EXERCISE DIRECTIONS:
In the records below, work out how many lines hold the word "content". Report the number alone.
[start MATERIAL PROVIDED]
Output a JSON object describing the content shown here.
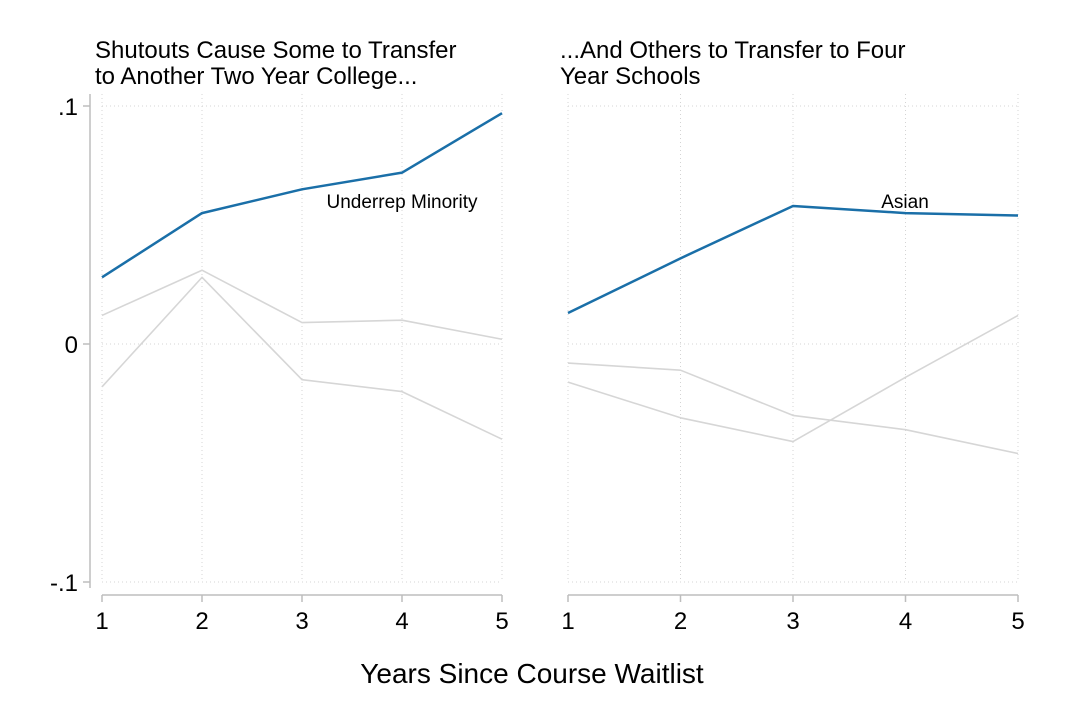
{
  "chart_data": [
    {
      "type": "line",
      "title_lines": [
        "Shutouts Cause Some to Transfer",
        "to Another Two Year College..."
      ],
      "x": [
        1,
        2,
        3,
        4,
        5
      ],
      "x_tick_labels": [
        "1",
        "2",
        "3",
        "4",
        "5"
      ],
      "y_tick_values": [
        0.1,
        0,
        -0.1
      ],
      "y_tick_labels": [
        ".1",
        "0",
        "-.1"
      ],
      "ylim": [
        -0.1,
        0.1
      ],
      "grid": true,
      "series": [
        {
          "name": "Underrep Minority",
          "values": [
            0.028,
            0.055,
            0.065,
            0.072,
            0.097
          ],
          "color": "#1a6fa8",
          "highlight": true,
          "label": "Underrep Minority"
        },
        {
          "values": [
            0.012,
            0.031,
            0.009,
            0.01,
            0.002
          ],
          "color": "#d6d6d6",
          "highlight": false
        },
        {
          "values": [
            -0.018,
            0.028,
            -0.015,
            -0.02,
            -0.04
          ],
          "color": "#d6d6d6",
          "highlight": false
        }
      ]
    },
    {
      "type": "line",
      "title_lines": [
        "...And Others to Transfer to Four",
        "Year Schools"
      ],
      "x": [
        1,
        2,
        3,
        4,
        5
      ],
      "x_tick_labels": [
        "1",
        "2",
        "3",
        "4",
        "5"
      ],
      "ylim": [
        -0.1,
        0.1
      ],
      "grid": true,
      "series": [
        {
          "name": "Asian",
          "values": [
            0.013,
            0.036,
            0.058,
            0.055,
            0.054
          ],
          "color": "#1a6fa8",
          "highlight": true,
          "label": "Asian"
        },
        {
          "values": [
            -0.008,
            -0.011,
            -0.03,
            -0.036,
            -0.046
          ],
          "color": "#d6d6d6",
          "highlight": false
        },
        {
          "values": [
            -0.016,
            -0.031,
            -0.041,
            -0.014,
            0.012
          ],
          "color": "#d6d6d6",
          "highlight": false
        }
      ]
    }
  ],
  "x_axis_title": "Years Since Course Waitlist"
}
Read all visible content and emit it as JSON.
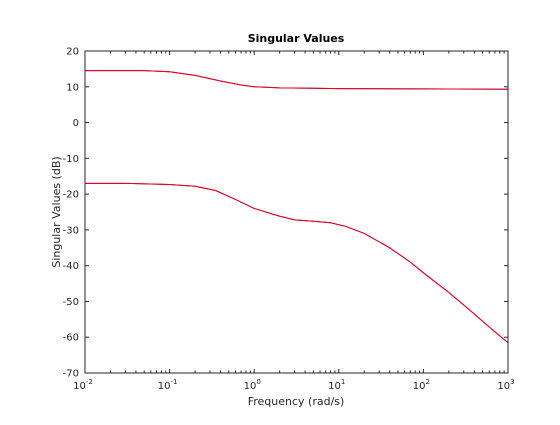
{
  "chart_data": {
    "type": "line",
    "title": "Singular Values",
    "xlabel": "Frequency (rad/s)",
    "ylabel": "Singular Values (dB)",
    "xscale": "log",
    "xlim": [
      0.01,
      1000
    ],
    "ylim": [
      -70,
      20
    ],
    "grid": false,
    "x_ticks": [
      {
        "value": 0.01,
        "base": "10",
        "exp": "-2"
      },
      {
        "value": 0.1,
        "base": "10",
        "exp": "-1"
      },
      {
        "value": 1,
        "base": "10",
        "exp": "0"
      },
      {
        "value": 10,
        "base": "10",
        "exp": "1"
      },
      {
        "value": 100,
        "base": "10",
        "exp": "2"
      },
      {
        "value": 1000,
        "base": "10",
        "exp": "3"
      }
    ],
    "y_ticks": [
      20,
      10,
      0,
      -10,
      -20,
      -30,
      -40,
      -50,
      -60,
      -70
    ],
    "series": [
      {
        "color": "#0000ff",
        "points": [
          {
            "x": 0.01,
            "y": 14.5
          },
          {
            "x": 0.05,
            "y": 14.5
          },
          {
            "x": 0.1,
            "y": 14.2
          },
          {
            "x": 0.2,
            "y": 13.2
          },
          {
            "x": 0.4,
            "y": 11.6
          },
          {
            "x": 0.7,
            "y": 10.5
          },
          {
            "x": 1,
            "y": 10.0
          },
          {
            "x": 2,
            "y": 9.7
          },
          {
            "x": 5,
            "y": 9.6
          },
          {
            "x": 10,
            "y": 9.5
          },
          {
            "x": 100,
            "y": 9.4
          },
          {
            "x": 1000,
            "y": 9.3
          }
        ]
      },
      {
        "color": "#ff0000",
        "points": [
          {
            "x": 0.01,
            "y": 14.5
          },
          {
            "x": 0.05,
            "y": 14.5
          },
          {
            "x": 0.1,
            "y": 14.2
          },
          {
            "x": 0.2,
            "y": 13.2
          },
          {
            "x": 0.4,
            "y": 11.6
          },
          {
            "x": 0.7,
            "y": 10.5
          },
          {
            "x": 1,
            "y": 10.0
          },
          {
            "x": 2,
            "y": 9.7
          },
          {
            "x": 5,
            "y": 9.6
          },
          {
            "x": 10,
            "y": 9.5
          },
          {
            "x": 100,
            "y": 9.4
          },
          {
            "x": 1000,
            "y": 9.3
          }
        ]
      },
      {
        "color": "#0000ff",
        "points": [
          {
            "x": 0.01,
            "y": -17.0
          },
          {
            "x": 0.03,
            "y": -17.0
          },
          {
            "x": 0.1,
            "y": -17.3
          },
          {
            "x": 0.2,
            "y": -17.8
          },
          {
            "x": 0.35,
            "y": -19.0
          },
          {
            "x": 0.6,
            "y": -21.5
          },
          {
            "x": 1,
            "y": -24.0
          },
          {
            "x": 2,
            "y": -26.2
          },
          {
            "x": 3,
            "y": -27.2
          },
          {
            "x": 5,
            "y": -27.6
          },
          {
            "x": 8,
            "y": -28.0
          },
          {
            "x": 12,
            "y": -29.0
          },
          {
            "x": 20,
            "y": -31.0
          },
          {
            "x": 40,
            "y": -35.0
          },
          {
            "x": 70,
            "y": -39.0
          },
          {
            "x": 100,
            "y": -42.0
          },
          {
            "x": 200,
            "y": -47.5
          },
          {
            "x": 400,
            "y": -53.5
          },
          {
            "x": 700,
            "y": -58.5
          },
          {
            "x": 1000,
            "y": -61.5
          }
        ]
      },
      {
        "color": "#ff0000",
        "points": [
          {
            "x": 0.01,
            "y": -17.0
          },
          {
            "x": 0.03,
            "y": -17.0
          },
          {
            "x": 0.1,
            "y": -17.3
          },
          {
            "x": 0.2,
            "y": -17.8
          },
          {
            "x": 0.35,
            "y": -19.0
          },
          {
            "x": 0.6,
            "y": -21.5
          },
          {
            "x": 1,
            "y": -24.0
          },
          {
            "x": 2,
            "y": -26.2
          },
          {
            "x": 3,
            "y": -27.2
          },
          {
            "x": 5,
            "y": -27.6
          },
          {
            "x": 8,
            "y": -28.0
          },
          {
            "x": 12,
            "y": -29.0
          },
          {
            "x": 20,
            "y": -31.0
          },
          {
            "x": 40,
            "y": -35.0
          },
          {
            "x": 70,
            "y": -39.0
          },
          {
            "x": 100,
            "y": -42.0
          },
          {
            "x": 200,
            "y": -47.5
          },
          {
            "x": 400,
            "y": -53.5
          },
          {
            "x": 700,
            "y": -58.5
          },
          {
            "x": 1000,
            "y": -61.5
          }
        ]
      }
    ]
  }
}
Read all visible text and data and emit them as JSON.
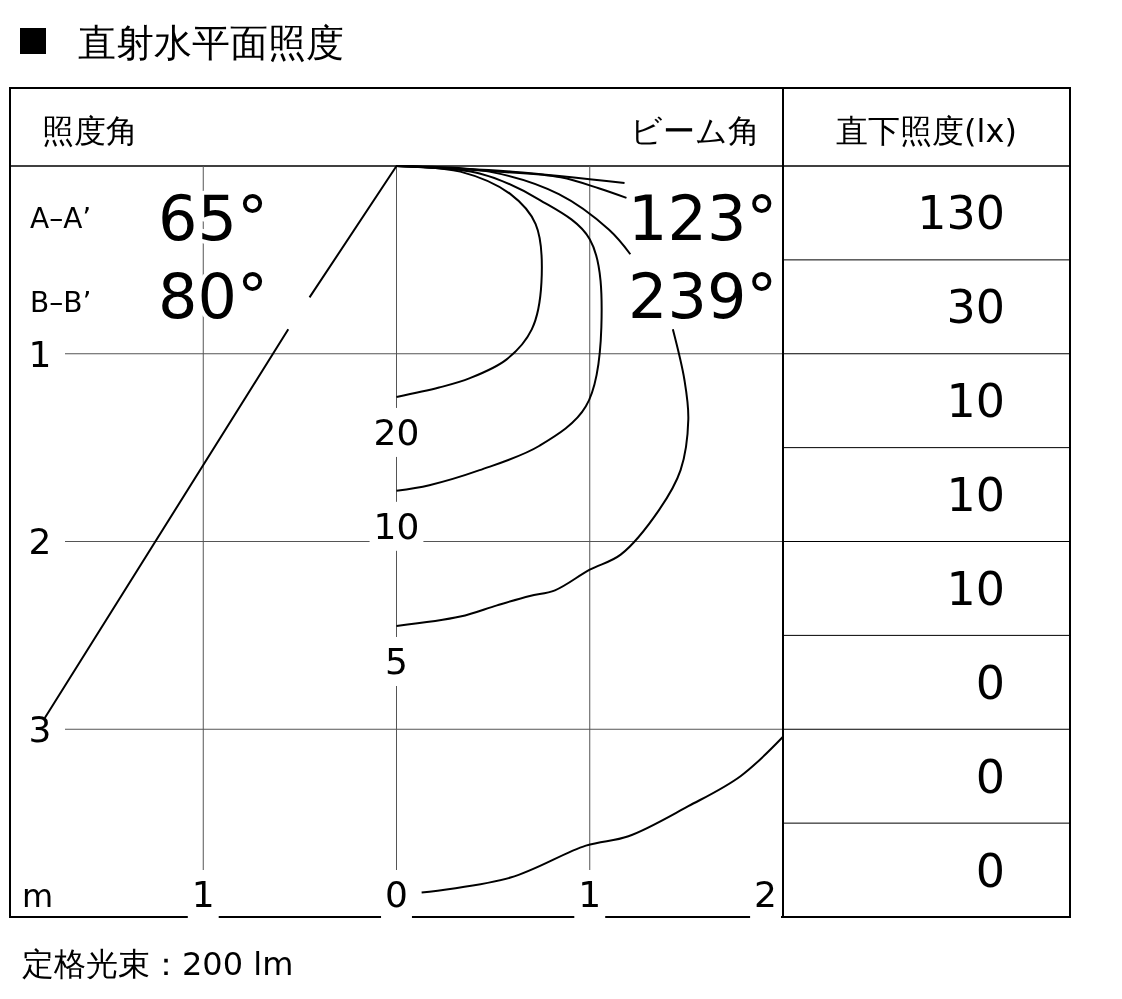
{
  "chart_data": [
    {
      "type": "line",
      "title": "直射水平面照度",
      "xlabel": "m",
      "xlim": [
        -2,
        2
      ],
      "ylim": [
        4,
        0
      ],
      "xticks": [
        {
          "value": -1,
          "label": "1"
        },
        0,
        1,
        2
      ],
      "yticks": [
        1,
        2,
        3
      ],
      "grid": true,
      "series": [
        {
          "name": "20",
          "color": "#000000",
          "x": [
            0,
            0.33,
            0.59,
            0.72,
            0.75,
            0.7,
            0.57,
            0.38,
            0.22,
            0
          ],
          "values": [
            0,
            0.03,
            0.15,
            0.31,
            0.62,
            0.87,
            1.03,
            1.13,
            1.18,
            1.23
          ]
        },
        {
          "name": "10",
          "color": "#000000",
          "x": [
            0,
            0.43,
            0.74,
            1.0,
            1.06,
            0.98,
            0.74,
            0.43,
            0.17,
            0
          ],
          "values": [
            0,
            0.04,
            0.18,
            0.39,
            0.86,
            1.28,
            1.49,
            1.62,
            1.7,
            1.73
          ]
        },
        {
          "name": "5",
          "color": "#000000",
          "x": [
            0,
            0.48,
            0.84,
            1.1,
            1.21,
            1.3,
            1.43,
            1.49,
            1.51,
            1.47,
            1.36,
            1.16,
            1.0,
            0.82,
            0.69,
            0.52,
            0.33,
            0
          ],
          "values": [
            0,
            0.03,
            0.15,
            0.34,
            0.47,
            null,
            0.87,
            1.14,
            1.35,
            1.62,
            1.83,
            2.07,
            2.15,
            2.26,
            2.29,
            2.34,
            2.4,
            2.45
          ]
        },
        {
          "color": "#000000",
          "x": [
            0,
            0.6,
            1.18
          ],
          "values": [
            0,
            0.03,
            0.09
          ]
        },
        {
          "color": "#000000",
          "x": [
            0,
            0.53,
            0.85,
            1.05,
            1.19
          ],
          "values": [
            0,
            0.03,
            0.06,
            0.12,
            0.17
          ]
        },
        {
          "color": "#000000",
          "x": [
            0.13,
            0.59,
            0.98,
            1.2,
            1.51,
            1.78,
            2.0
          ],
          "values": [
            3.87,
            3.79,
            3.62,
            3.57,
            3.41,
            3.25,
            3.04
          ]
        },
        {
          "color": "#000000",
          "x": [
            0,
            -0.45,
            -0.5,
            -0.56,
            -1.82
          ],
          "values": [
            0,
            0.7,
            null,
            0.87,
            2.94
          ]
        }
      ],
      "annotations": [
        "照度角",
        "ビーム角",
        "A–A’",
        "65°",
        "B–B’",
        "80°",
        "123°",
        "239°",
        "定格光束：200 lm"
      ]
    },
    {
      "type": "other",
      "title": "直下照度(lx)",
      "values": [
        130,
        30,
        10,
        10,
        10,
        0,
        0,
        0
      ],
      "data_labels": true
    }
  ]
}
[end MATERIAL PROVIDED]
EXERCISE ANSWER:
2